» **Task brief**
Work out how many lines in the data include the string "Projects"; reply with that number alone.
════
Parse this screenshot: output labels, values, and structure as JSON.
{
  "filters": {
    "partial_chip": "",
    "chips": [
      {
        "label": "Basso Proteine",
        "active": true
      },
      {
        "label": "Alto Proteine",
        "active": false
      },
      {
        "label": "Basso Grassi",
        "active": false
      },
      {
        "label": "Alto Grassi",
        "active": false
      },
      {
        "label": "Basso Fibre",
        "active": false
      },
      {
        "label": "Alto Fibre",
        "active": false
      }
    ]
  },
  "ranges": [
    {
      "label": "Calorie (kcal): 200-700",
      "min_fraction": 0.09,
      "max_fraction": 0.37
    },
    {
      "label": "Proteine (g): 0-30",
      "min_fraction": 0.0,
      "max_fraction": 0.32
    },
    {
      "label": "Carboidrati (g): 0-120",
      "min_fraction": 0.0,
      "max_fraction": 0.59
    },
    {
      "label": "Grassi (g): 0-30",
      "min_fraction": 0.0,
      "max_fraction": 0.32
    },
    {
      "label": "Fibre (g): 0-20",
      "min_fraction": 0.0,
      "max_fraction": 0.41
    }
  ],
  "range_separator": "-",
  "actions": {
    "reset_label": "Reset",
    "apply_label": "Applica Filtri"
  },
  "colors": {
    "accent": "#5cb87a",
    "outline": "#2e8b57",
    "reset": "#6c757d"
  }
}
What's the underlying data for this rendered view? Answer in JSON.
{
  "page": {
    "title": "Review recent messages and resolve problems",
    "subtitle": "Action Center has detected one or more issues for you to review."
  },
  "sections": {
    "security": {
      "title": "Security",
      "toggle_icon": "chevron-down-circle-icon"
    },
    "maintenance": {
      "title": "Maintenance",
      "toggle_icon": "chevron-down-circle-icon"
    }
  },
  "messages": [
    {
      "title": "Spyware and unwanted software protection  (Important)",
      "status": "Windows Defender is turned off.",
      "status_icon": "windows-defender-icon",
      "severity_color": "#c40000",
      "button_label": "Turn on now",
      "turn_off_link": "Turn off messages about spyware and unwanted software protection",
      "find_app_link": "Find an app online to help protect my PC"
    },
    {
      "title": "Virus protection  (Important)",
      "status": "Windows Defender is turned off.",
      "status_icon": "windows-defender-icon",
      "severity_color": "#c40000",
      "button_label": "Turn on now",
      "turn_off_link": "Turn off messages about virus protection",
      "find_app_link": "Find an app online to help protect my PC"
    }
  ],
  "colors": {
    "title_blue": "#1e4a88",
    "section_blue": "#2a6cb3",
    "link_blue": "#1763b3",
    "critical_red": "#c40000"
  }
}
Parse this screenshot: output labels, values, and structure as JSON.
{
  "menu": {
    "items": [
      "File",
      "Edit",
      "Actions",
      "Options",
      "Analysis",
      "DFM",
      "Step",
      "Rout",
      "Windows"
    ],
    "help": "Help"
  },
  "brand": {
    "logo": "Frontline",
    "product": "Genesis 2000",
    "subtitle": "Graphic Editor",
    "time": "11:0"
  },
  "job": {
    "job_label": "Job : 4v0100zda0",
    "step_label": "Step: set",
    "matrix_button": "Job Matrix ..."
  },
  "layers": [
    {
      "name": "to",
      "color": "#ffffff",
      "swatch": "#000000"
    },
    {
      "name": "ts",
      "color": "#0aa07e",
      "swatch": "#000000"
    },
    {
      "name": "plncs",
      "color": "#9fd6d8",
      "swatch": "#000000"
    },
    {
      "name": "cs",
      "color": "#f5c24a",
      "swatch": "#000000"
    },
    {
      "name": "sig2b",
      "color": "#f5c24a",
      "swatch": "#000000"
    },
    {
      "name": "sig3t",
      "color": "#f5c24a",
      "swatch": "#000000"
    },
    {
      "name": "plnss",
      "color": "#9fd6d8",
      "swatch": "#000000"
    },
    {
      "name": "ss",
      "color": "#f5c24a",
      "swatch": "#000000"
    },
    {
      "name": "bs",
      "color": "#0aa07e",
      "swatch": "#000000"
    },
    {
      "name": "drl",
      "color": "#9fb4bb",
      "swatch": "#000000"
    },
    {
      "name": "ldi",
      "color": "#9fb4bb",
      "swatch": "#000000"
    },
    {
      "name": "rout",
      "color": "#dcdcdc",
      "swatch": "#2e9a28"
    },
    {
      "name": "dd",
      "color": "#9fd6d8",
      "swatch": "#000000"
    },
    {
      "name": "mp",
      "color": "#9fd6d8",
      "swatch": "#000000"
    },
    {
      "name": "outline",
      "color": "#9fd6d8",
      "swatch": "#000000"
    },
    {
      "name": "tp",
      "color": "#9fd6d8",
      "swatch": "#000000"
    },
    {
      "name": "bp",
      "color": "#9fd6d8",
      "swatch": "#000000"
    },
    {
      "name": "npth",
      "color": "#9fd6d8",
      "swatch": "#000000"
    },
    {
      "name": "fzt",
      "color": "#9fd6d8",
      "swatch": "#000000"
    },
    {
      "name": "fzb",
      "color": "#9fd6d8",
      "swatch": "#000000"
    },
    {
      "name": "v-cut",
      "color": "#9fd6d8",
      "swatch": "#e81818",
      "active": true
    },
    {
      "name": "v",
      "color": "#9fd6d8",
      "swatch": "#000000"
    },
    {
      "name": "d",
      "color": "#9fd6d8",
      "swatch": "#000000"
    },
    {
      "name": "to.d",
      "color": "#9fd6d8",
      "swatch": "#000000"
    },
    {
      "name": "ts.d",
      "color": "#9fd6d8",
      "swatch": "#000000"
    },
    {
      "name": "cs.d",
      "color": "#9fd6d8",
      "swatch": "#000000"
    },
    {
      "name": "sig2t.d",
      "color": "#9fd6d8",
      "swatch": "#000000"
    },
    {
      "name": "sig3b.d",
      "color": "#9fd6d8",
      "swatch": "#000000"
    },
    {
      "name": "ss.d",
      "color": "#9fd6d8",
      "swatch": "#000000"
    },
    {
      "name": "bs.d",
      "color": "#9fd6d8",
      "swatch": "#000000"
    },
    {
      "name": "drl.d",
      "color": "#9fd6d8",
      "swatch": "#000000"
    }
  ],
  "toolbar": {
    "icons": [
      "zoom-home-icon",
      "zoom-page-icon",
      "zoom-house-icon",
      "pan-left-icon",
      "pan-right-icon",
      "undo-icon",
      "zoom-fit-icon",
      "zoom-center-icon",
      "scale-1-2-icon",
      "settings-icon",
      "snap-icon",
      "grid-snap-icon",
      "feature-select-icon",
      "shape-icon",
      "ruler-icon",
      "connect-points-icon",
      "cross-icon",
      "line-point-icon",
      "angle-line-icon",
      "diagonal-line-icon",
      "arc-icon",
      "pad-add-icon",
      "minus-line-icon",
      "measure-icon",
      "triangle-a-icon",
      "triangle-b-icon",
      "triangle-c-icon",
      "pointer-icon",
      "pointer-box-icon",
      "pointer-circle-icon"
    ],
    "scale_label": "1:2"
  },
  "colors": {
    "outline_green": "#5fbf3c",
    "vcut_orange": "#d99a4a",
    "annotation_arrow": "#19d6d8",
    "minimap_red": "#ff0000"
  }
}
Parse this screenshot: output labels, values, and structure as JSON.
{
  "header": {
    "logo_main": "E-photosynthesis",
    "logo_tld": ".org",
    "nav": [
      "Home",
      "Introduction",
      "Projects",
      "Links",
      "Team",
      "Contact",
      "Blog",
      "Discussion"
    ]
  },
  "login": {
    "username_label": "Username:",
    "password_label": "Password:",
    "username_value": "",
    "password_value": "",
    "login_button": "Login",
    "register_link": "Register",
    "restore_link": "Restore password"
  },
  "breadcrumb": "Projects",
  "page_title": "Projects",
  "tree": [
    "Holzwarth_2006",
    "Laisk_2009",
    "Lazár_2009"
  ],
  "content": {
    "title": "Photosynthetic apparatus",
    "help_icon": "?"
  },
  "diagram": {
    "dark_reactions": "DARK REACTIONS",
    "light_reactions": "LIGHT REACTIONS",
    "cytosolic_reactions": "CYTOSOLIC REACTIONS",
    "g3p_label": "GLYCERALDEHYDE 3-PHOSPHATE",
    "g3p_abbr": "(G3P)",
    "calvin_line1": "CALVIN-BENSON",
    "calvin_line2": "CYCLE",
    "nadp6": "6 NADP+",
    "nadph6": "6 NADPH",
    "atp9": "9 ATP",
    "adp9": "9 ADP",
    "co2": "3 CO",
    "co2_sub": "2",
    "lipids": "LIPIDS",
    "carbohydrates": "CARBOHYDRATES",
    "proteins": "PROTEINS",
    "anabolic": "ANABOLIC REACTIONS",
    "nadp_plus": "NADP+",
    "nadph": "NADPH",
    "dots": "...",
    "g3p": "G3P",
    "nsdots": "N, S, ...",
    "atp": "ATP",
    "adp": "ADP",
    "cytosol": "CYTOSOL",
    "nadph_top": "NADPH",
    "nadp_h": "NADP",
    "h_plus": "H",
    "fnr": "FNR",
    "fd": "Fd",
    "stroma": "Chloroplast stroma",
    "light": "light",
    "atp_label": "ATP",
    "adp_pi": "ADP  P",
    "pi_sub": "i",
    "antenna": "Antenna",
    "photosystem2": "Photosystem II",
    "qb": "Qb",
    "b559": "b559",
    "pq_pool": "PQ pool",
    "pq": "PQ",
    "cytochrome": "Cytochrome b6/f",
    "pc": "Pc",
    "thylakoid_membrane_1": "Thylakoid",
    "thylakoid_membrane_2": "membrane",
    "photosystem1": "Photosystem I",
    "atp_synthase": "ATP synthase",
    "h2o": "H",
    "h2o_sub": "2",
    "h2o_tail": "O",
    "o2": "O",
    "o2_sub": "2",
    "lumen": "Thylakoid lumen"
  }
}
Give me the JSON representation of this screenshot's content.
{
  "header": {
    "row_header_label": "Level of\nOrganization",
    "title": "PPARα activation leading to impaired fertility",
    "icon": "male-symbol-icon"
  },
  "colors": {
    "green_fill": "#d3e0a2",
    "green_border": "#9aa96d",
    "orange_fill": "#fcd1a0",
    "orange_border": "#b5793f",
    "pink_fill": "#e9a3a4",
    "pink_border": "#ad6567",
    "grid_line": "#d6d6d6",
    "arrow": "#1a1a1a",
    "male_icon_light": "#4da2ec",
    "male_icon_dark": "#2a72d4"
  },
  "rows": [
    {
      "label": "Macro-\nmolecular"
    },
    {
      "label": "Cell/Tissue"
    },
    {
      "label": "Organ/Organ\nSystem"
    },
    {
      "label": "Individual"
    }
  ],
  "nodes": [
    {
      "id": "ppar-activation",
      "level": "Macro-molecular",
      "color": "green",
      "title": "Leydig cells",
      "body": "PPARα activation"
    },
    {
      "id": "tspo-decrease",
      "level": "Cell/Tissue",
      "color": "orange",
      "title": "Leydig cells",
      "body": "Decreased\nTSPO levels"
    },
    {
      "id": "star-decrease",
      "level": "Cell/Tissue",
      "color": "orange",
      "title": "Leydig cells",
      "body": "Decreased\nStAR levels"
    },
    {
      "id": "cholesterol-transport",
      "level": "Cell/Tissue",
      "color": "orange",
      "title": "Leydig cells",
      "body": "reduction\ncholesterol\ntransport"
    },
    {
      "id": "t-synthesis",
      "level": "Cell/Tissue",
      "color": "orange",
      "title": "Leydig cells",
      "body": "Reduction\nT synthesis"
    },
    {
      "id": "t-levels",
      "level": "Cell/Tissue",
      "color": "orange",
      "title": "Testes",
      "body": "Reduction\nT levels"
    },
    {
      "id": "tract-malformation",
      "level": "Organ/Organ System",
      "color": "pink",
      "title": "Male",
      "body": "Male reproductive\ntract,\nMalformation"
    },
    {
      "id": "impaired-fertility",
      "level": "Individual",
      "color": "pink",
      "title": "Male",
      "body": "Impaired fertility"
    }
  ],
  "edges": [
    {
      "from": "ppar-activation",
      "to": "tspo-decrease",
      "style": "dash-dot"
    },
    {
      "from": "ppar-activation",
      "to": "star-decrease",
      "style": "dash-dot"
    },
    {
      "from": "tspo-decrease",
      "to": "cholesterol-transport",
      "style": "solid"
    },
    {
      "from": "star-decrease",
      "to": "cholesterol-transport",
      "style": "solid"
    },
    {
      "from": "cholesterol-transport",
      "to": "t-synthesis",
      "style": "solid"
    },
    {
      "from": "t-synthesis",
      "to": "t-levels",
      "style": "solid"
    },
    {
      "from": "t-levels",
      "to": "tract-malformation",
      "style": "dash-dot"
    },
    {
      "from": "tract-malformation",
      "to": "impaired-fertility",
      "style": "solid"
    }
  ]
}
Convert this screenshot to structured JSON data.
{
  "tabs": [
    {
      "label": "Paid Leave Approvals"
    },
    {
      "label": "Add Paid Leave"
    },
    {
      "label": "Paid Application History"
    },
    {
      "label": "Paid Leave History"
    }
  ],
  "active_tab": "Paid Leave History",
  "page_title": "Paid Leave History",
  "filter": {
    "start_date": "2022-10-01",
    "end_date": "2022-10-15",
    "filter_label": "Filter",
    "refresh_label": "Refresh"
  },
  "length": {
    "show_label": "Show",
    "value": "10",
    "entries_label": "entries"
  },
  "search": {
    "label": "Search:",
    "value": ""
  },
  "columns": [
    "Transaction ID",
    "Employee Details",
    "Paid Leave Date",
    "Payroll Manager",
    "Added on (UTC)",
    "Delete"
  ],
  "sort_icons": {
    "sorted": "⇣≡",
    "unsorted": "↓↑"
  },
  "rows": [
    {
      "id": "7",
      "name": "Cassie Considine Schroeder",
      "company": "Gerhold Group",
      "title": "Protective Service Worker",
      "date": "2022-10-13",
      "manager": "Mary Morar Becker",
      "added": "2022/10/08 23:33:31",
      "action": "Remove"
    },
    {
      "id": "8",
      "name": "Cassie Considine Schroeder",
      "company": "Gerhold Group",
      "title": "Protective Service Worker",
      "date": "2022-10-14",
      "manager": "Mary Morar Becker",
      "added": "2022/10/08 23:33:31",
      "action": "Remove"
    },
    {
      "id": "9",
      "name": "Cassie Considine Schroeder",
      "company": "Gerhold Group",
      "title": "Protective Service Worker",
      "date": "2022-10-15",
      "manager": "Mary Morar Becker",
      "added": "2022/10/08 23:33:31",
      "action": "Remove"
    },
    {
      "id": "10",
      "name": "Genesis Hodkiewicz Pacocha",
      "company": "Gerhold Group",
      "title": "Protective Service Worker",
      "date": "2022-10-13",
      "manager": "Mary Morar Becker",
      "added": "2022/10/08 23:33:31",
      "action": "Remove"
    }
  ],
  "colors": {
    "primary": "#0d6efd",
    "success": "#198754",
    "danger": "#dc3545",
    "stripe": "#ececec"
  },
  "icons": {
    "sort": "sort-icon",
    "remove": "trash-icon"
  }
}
════
» **Worked solution**
3